The input ▸
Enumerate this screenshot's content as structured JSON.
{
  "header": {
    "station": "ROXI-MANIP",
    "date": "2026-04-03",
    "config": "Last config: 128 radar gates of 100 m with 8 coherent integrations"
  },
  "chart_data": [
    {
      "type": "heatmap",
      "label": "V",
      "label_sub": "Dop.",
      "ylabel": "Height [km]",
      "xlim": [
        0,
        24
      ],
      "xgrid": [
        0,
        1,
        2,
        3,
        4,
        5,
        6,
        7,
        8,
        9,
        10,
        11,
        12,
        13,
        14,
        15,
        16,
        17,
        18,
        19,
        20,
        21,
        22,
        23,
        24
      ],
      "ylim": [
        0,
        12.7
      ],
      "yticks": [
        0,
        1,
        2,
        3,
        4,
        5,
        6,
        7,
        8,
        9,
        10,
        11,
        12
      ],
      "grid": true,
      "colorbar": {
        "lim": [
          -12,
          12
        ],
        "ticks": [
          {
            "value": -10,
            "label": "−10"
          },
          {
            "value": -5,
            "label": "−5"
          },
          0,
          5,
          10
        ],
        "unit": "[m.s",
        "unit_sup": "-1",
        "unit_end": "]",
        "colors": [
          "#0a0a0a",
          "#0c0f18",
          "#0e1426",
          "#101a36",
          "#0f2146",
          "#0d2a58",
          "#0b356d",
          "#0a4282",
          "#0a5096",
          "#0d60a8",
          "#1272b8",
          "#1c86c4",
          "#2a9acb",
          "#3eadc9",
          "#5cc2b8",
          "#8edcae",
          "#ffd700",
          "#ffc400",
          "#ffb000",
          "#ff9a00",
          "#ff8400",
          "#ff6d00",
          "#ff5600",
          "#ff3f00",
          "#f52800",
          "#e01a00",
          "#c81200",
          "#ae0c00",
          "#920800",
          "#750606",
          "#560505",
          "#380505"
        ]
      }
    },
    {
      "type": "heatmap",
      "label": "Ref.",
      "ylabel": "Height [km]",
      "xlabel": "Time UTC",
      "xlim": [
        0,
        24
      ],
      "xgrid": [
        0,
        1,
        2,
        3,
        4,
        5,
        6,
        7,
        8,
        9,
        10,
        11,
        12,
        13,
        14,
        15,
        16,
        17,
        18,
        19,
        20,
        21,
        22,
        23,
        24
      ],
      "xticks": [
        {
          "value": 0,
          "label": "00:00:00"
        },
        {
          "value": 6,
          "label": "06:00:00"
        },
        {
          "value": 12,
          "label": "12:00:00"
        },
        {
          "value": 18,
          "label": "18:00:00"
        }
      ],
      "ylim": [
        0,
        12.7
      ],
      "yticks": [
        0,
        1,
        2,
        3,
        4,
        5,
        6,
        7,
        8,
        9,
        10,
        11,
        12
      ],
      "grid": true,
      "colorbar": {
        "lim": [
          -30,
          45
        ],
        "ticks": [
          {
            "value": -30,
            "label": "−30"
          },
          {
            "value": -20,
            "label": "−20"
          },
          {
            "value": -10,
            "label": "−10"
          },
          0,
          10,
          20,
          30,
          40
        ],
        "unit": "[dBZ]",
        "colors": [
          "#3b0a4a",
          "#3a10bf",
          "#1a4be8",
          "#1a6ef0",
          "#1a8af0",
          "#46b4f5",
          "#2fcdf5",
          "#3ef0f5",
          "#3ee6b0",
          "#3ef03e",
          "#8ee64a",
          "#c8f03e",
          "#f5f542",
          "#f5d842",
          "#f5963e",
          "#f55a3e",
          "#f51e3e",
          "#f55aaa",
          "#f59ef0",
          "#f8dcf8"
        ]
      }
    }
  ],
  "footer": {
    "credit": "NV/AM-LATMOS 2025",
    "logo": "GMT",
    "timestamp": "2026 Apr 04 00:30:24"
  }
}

Work required ▸
Reproduce each entry above exactly, keeping every word.

Exercise answer ▸
Enumerate this screenshot's content as structured JSON.
{
  "header": {
    "station": "ROXI-MANIP",
    "date": "2026-04-03",
    "config": "Last config: 128 radar gates of 100 m with 8 coherent integrations"
  },
  "chart_data": [
    {
      "type": "heatmap",
      "label": "V",
      "label_sub": "Dop.",
      "ylabel": "Height [km]",
      "xlim": [
        0,
        24
      ],
      "xgrid": [
        0,
        1,
        2,
        3,
        4,
        5,
        6,
        7,
        8,
        9,
        10,
        11,
        12,
        13,
        14,
        15,
        16,
        17,
        18,
        19,
        20,
        21,
        22,
        23,
        24
      ],
      "ylim": [
        0,
        12.7
      ],
      "yticks": [
        0,
        1,
        2,
        3,
        4,
        5,
        6,
        7,
        8,
        9,
        10,
        11,
        12
      ],
      "grid": true,
      "colorbar": {
        "lim": [
          -12,
          12
        ],
        "ticks": [
          {
            "value": -10,
            "label": "−10"
          },
          {
            "value": -5,
            "label": "−5"
          },
          0,
          5,
          10
        ],
        "unit": "[m.s",
        "unit_sup": "-1",
        "unit_end": "]",
        "colors": [
          "#0a0a0a",
          "#0c0f18",
          "#0e1426",
          "#101a36",
          "#0f2146",
          "#0d2a58",
          "#0b356d",
          "#0a4282",
          "#0a5096",
          "#0d60a8",
          "#1272b8",
          "#1c86c4",
          "#2a9acb",
          "#3eadc9",
          "#5cc2b8",
          "#8edcae",
          "#ffd700",
          "#ffc400",
          "#ffb000",
          "#ff9a00",
          "#ff8400",
          "#ff6d00",
          "#ff5600",
          "#ff3f00",
          "#f52800",
          "#e01a00",
          "#c81200",
          "#ae0c00",
          "#920800",
          "#750606",
          "#560505",
          "#380505"
        ]
      }
    },
    {
      "type": "heatmap",
      "label": "Ref.",
      "ylabel": "Height [km]",
      "xlabel": "Time UTC",
      "xlim": [
        0,
        24
      ],
      "xgrid": [
        0,
        1,
        2,
        3,
        4,
        5,
        6,
        7,
        8,
        9,
        10,
        11,
        12,
        13,
        14,
        15,
        16,
        17,
        18,
        19,
        20,
        21,
        22,
        23,
        24
      ],
      "xticks": [
        {
          "value": 0,
          "label": "00:00:00"
        },
        {
          "value": 6,
          "label": "06:00:00"
        },
        {
          "value": 12,
          "label": "12:00:00"
        },
        {
          "value": 18,
          "label": "18:00:00"
        }
      ],
      "ylim": [
        0,
        12.7
      ],
      "yticks": [
        0,
        1,
        2,
        3,
        4,
        5,
        6,
        7,
        8,
        9,
        10,
        11,
        12
      ],
      "grid": true,
      "colorbar": {
        "lim": [
          -30,
          45
        ],
        "ticks": [
          {
            "value": -30,
            "label": "−30"
          },
          {
            "value": -20,
            "label": "−20"
          },
          {
            "value": -10,
            "label": "−10"
          },
          0,
          10,
          20,
          30,
          40
        ],
        "unit": "[dBZ]",
        "colors": [
          "#3b0a4a",
          "#3a10bf",
          "#1a4be8",
          "#1a6ef0",
          "#1a8af0",
          "#46b4f5",
          "#2fcdf5",
          "#3ef0f5",
          "#3ee6b0",
          "#3ef03e",
          "#8ee64a",
          "#c8f03e",
          "#f5f542",
          "#f5d842",
          "#f5963e",
          "#f55a3e",
          "#f51e3e",
          "#f55aaa",
          "#f59ef0",
          "#f8dcf8"
        ]
      }
    }
  ],
  "footer": {
    "credit": "NV/AM-LATMOS 2025",
    "logo": "GMT",
    "timestamp": "2026 Apr 04 00:30:24"
  }
}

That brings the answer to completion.